• Problem description
The entries below should be transcribed exactly, every one of them.
***** Source information
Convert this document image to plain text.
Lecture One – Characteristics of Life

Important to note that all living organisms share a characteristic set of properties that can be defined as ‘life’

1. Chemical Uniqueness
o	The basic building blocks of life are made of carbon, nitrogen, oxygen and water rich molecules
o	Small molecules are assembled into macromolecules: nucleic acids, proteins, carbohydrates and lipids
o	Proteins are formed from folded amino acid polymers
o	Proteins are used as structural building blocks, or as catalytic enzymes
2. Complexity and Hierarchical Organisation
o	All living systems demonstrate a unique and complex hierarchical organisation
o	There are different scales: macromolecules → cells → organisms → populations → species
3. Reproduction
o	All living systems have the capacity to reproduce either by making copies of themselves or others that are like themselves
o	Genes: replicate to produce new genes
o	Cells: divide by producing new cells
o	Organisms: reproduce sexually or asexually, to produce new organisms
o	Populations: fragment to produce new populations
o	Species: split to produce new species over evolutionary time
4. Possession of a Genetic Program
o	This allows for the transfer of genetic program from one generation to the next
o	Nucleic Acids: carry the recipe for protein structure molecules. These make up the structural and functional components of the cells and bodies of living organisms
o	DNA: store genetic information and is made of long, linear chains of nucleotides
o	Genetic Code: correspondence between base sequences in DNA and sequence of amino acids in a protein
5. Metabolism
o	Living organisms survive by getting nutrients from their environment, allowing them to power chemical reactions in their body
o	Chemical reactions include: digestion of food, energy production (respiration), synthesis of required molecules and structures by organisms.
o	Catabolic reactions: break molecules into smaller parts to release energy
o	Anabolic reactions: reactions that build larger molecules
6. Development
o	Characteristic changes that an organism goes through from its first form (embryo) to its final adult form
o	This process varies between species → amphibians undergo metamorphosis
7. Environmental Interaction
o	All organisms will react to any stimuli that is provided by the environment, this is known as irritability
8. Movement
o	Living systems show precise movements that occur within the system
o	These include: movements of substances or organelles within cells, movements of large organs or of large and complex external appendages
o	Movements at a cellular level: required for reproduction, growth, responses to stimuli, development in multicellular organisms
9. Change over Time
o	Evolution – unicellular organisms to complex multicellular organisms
**********
• Result for this task
Convert this document image to plain text.
Lecture One – Characteristics of Life

Important to note that all living organisms share a characteristic set of properties that can be defined as ‘life’

1. Chemical Uniqueness
o	The basic building blocks of life are made of carbon, nitrogen, oxygen and water rich molecules
o	Small molecules are assembled into macromolecules: nucleic acids, proteins, carbohydrates and lipids
o	Proteins are formed from folded amino acid polymers
o	Proteins are used as structural building blocks, or as catalytic enzymes
2. Complexity and Hierarchical Organisation
o	All living systems demonstrate a unique and complex hierarchical organisation
o	There are different scales: macromolecules → cells → organisms → populations → species
3. Reproduction
o	All living systems have the capacity to reproduce either by making copies of themselves or others that are like themselves
o	Genes: replicate to produce new genes
o	Cells: divide by producing new cells
o	Organisms: reproduce sexually or asexually, to produce new organisms
o	Populations: fragment to produce new populations
o	Species: split to produce new species over evolutionary time
4. Possession of a Genetic Program
o	This allows for the transfer of genetic program from one generation to the next
o	Nucleic Acids: carry the recipe for protein structure molecules. These make up the structural and functional components of the cells and bodies of living organisms
o	DNA: store genetic information and is made of long, linear chains of nucleotides
o	Genetic Code: correspondence between base sequences in DNA and sequence of amino acids in a protein
5. Metabolism
o	Living organisms survive by getting nutrients from their environment, allowing them to power chemical reactions in their body
o	Chemical reactions include: digestion of food, energy production (respiration), synthesis of required molecules and structures by organisms.
o	Catabolic reactions: break molecules into smaller parts to release energy
o	Anabolic reactions: reactions that build larger molecules
6. Development
o	Characteristic changes that an organism goes through from its first form (embryo) to its final adult form
o	This process varies between species → amphibians undergo metamorphosis
7. Environmental Interaction
o	All organisms will react to any stimuli that is provided by the environment, this is known as irritability
8. Movement
o	Living systems show precise movements that occur within the system
o	These include: movements of substances or organelles within cells, movements of large organs or of large and complex external appendages
o	Movements at a cellular level: required for reproduction, growth, responses to stimuli, development in multicellular organisms
9. Change over Time
o	Evolution – unicellular organisms to complex multicellular organisms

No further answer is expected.